Records
....

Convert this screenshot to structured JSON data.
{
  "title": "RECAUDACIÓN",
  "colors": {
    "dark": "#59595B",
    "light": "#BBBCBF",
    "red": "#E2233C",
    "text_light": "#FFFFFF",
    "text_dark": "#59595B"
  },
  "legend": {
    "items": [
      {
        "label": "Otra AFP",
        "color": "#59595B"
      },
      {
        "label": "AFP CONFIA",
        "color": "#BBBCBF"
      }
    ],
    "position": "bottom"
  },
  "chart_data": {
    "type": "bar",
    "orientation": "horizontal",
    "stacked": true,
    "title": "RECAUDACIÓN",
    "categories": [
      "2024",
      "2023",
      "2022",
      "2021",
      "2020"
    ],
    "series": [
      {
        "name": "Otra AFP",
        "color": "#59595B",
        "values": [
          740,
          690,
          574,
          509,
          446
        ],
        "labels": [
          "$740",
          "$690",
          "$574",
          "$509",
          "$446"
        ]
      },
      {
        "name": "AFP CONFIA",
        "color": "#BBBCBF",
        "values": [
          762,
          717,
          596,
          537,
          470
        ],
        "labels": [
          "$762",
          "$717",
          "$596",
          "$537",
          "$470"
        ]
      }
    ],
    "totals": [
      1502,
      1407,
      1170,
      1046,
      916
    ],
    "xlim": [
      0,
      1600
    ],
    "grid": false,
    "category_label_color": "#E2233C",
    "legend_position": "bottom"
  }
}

....

#### TASK STATEMENT
Go through the records and print each one exactly.

#### EXERCISE SOLUTION
Convert this screenshot to structured JSON data.
{
  "title": "RECAUDACIÓN",
  "colors": {
    "dark": "#59595B",
    "light": "#BBBCBF",
    "red": "#E2233C",
    "text_light": "#FFFFFF",
    "text_dark": "#59595B"
  },
  "legend": {
    "items": [
      {
        "label": "Otra AFP",
        "color": "#59595B"
      },
      {
        "label": "AFP CONFIA",
        "color": "#BBBCBF"
      }
    ],
    "position": "bottom"
  },
  "chart_data": {
    "type": "bar",
    "orientation": "horizontal",
    "stacked": true,
    "title": "RECAUDACIÓN",
    "categories": [
      "2024",
      "2023",
      "2022",
      "2021",
      "2020"
    ],
    "series": [
      {
        "name": "Otra AFP",
        "color": "#59595B",
        "values": [
          740,
          690,
          574,
          509,
          446
        ],
        "labels": [
          "$740",
          "$690",
          "$574",
          "$509",
          "$446"
        ]
      },
      {
        "name": "AFP CONFIA",
        "color": "#BBBCBF",
        "values": [
          762,
          717,
          596,
          537,
          470
        ],
        "labels": [
          "$762",
          "$717",
          "$596",
          "$537",
          "$470"
        ]
      }
    ],
    "totals": [
      1502,
      1407,
      1170,
      1046,
      916
    ],
    "xlim": [
      0,
      1600
    ],
    "grid": false,
    "category_label_color": "#E2233C",
    "legend_position": "bottom"
  }
}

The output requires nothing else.